Directions -> Write out the listing below without alteration, omitting its pictures.
====== Recorded information
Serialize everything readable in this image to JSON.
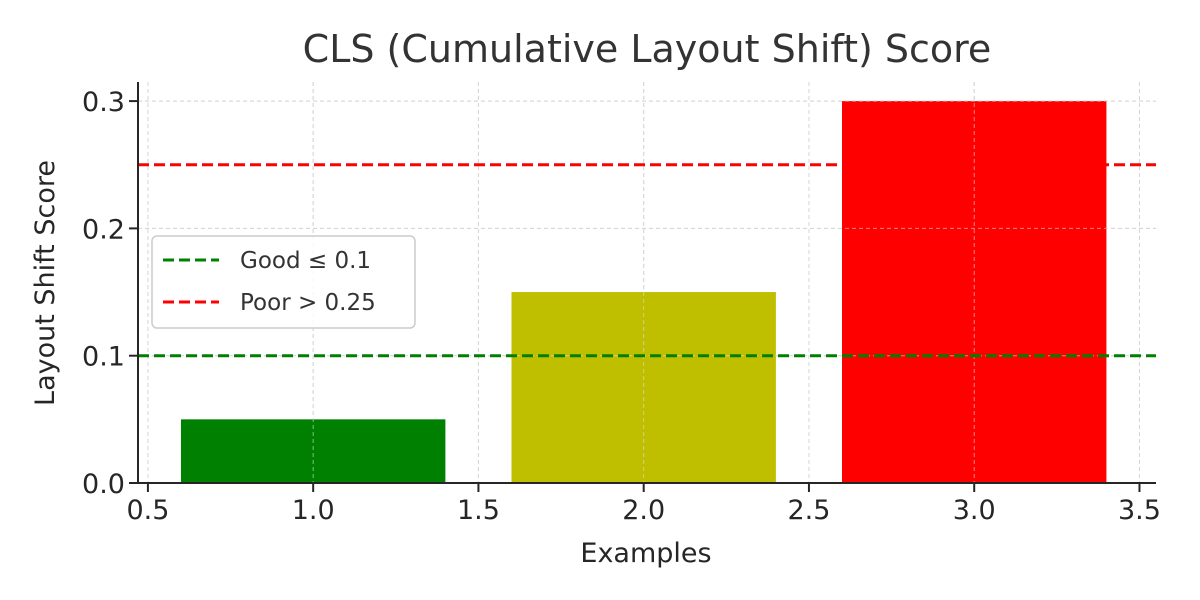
{
  "chart_data": {
    "type": "bar",
    "title": "CLS (Cumulative Layout Shift) Score",
    "xlabel": "Examples",
    "ylabel": "Layout Shift Score",
    "x": [
      1.0,
      2.0,
      3.0
    ],
    "values": [
      0.05,
      0.15,
      0.3
    ],
    "bar_width": 0.8,
    "bar_colors": [
      "#008000",
      "#bfbf00",
      "#ff0000"
    ],
    "xlim": [
      0.47,
      3.55
    ],
    "ylim": [
      0.0,
      0.315
    ],
    "xticks": [
      0.5,
      1.0,
      1.5,
      2.0,
      2.5,
      3.0,
      3.5
    ],
    "xtick_labels": [
      "0.5",
      "1.0",
      "1.5",
      "2.0",
      "2.5",
      "3.0",
      "3.5"
    ],
    "yticks": [
      0.0,
      0.1,
      0.2,
      0.3
    ],
    "ytick_labels": [
      "0.0",
      "0.1",
      "0.2",
      "0.3"
    ],
    "grid": true,
    "reference_lines": [
      {
        "label": "Good ≤ 0.1",
        "y": 0.1,
        "color": "#008000",
        "style": "dashed"
      },
      {
        "label": "Poor > 0.25",
        "y": 0.25,
        "color": "#ff0000",
        "style": "dashed"
      }
    ],
    "legend_position": "center-left"
  }
}
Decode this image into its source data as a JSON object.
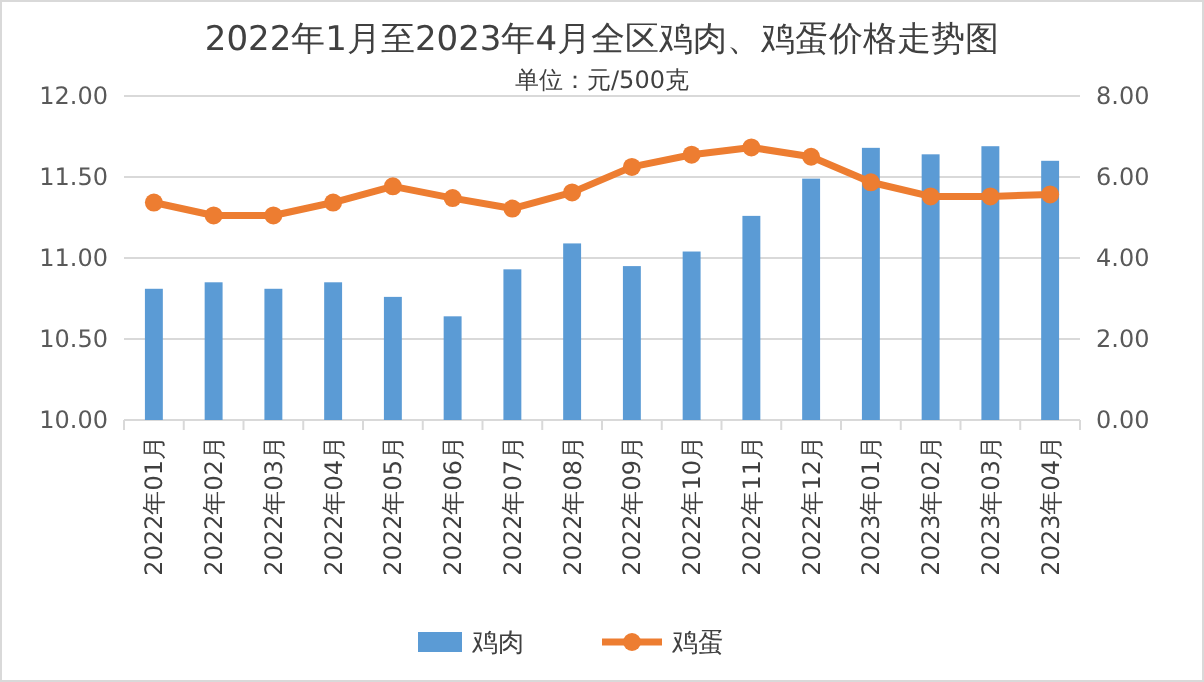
{
  "chart_data": {
    "type": "bar",
    "title": "2022年1月至2023年4月全区鸡肉、鸡蛋价格走势图",
    "subtitle": "单位：元/500克",
    "categories": [
      "2022年01月",
      "2022年02月",
      "2022年03月",
      "2022年04月",
      "2022年05月",
      "2022年06月",
      "2022年07月",
      "2022年08月",
      "2022年09月",
      "2022年10月",
      "2022年11月",
      "2022年12月",
      "2023年01月",
      "2023年02月",
      "2023年03月",
      "2023年04月"
    ],
    "series": [
      {
        "name": "鸡肉",
        "color": "#5b9bd5",
        "values": [
          10.81,
          10.85,
          10.81,
          10.85,
          10.76,
          10.64,
          10.93,
          11.09,
          10.95,
          11.04,
          11.26,
          11.49,
          11.68,
          11.64,
          11.69,
          11.6
        ]
      },
      {
        "name": "鸡蛋",
        "type": "line",
        "axis": "y2",
        "color": "#ed7d31",
        "marker": "circle",
        "values": [
          5.37,
          5.05,
          5.05,
          5.37,
          5.77,
          5.48,
          5.22,
          5.62,
          6.25,
          6.55,
          6.73,
          6.5,
          5.87,
          5.52,
          5.52,
          5.57
        ]
      }
    ],
    "ylim": [
      10,
      12
    ],
    "yticks": [
      {
        "value": 10,
        "label": "10.00"
      },
      {
        "value": 10.5,
        "label": "10.50"
      },
      {
        "value": 11,
        "label": "11.00"
      },
      {
        "value": 11.5,
        "label": "11.50"
      },
      {
        "value": 12,
        "label": "12.00"
      }
    ],
    "y2lim": [
      0,
      8
    ],
    "y2ticks": [
      {
        "value": 0,
        "label": "0.00"
      },
      {
        "value": 2,
        "label": "2.00"
      },
      {
        "value": 4,
        "label": "4.00"
      },
      {
        "value": 6,
        "label": "6.00"
      },
      {
        "value": 8,
        "label": "8.00"
      }
    ],
    "grid": "y",
    "legend": "bottom"
  }
}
============
Answer to the exercise ->
Serialize everything readable in this image to JSON.
{
  "chart_data": {
    "type": "bar",
    "title": "CLS (Cumulative Layout Shift) Score",
    "xlabel": "Examples",
    "ylabel": "Layout Shift Score",
    "x": [
      1.0,
      2.0,
      3.0
    ],
    "values": [
      0.05,
      0.15,
      0.3
    ],
    "bar_width": 0.8,
    "bar_colors": [
      "#008000",
      "#bfbf00",
      "#ff0000"
    ],
    "xlim": [
      0.47,
      3.55
    ],
    "ylim": [
      0.0,
      0.315
    ],
    "xticks": [
      0.5,
      1.0,
      1.5,
      2.0,
      2.5,
      3.0,
      3.5
    ],
    "xtick_labels": [
      "0.5",
      "1.0",
      "1.5",
      "2.0",
      "2.5",
      "3.0",
      "3.5"
    ],
    "yticks": [
      0.0,
      0.1,
      0.2,
      0.3
    ],
    "ytick_labels": [
      "0.0",
      "0.1",
      "0.2",
      "0.3"
    ],
    "grid": true,
    "reference_lines": [
      {
        "label": "Good ≤ 0.1",
        "y": 0.1,
        "color": "#008000",
        "style": "dashed"
      },
      {
        "label": "Poor > 0.25",
        "y": 0.25,
        "color": "#ff0000",
        "style": "dashed"
      }
    ],
    "legend_position": "center-left"
  }
}
Decode this image into its source data as a JSON object.
{
  "chart_data": {
    "type": "bar",
    "title": "2022年1月至2023年4月全区鸡肉、鸡蛋价格走势图",
    "subtitle": "单位：元/500克",
    "categories": [
      "2022年01月",
      "2022年02月",
      "2022年03月",
      "2022年04月",
      "2022年05月",
      "2022年06月",
      "2022年07月",
      "2022年08月",
      "2022年09月",
      "2022年10月",
      "2022年11月",
      "2022年12月",
      "2023年01月",
      "2023年02月",
      "2023年03月",
      "2023年04月"
    ],
    "series": [
      {
        "name": "鸡肉",
        "color": "#5b9bd5",
        "values": [
          10.81,
          10.85,
          10.81,
          10.85,
          10.76,
          10.64,
          10.93,
          11.09,
          10.95,
          11.04,
          11.26,
          11.49,
          11.68,
          11.64,
          11.69,
          11.6
        ]
      },
      {
        "name": "鸡蛋",
        "type": "line",
        "axis": "y2",
        "color": "#ed7d31",
        "marker": "circle",
        "values": [
          5.37,
          5.05,
          5.05,
          5.37,
          5.77,
          5.48,
          5.22,
          5.62,
          6.25,
          6.55,
          6.73,
          6.5,
          5.87,
          5.52,
          5.52,
          5.57
        ]
      }
    ],
    "ylim": [
      10,
      12
    ],
    "yticks": [
      {
        "value": 10,
        "label": "10.00"
      },
      {
        "value": 10.5,
        "label": "10.50"
      },
      {
        "value": 11,
        "label": "11.00"
      },
      {
        "value": 11.5,
        "label": "11.50"
      },
      {
        "value": 12,
        "label": "12.00"
      }
    ],
    "y2lim": [
      0,
      8
    ],
    "y2ticks": [
      {
        "value": 0,
        "label": "0.00"
      },
      {
        "value": 2,
        "label": "2.00"
      },
      {
        "value": 4,
        "label": "4.00"
      },
      {
        "value": 6,
        "label": "6.00"
      },
      {
        "value": 8,
        "label": "8.00"
      }
    ],
    "grid": "y",
    "legend": "bottom"
  }
}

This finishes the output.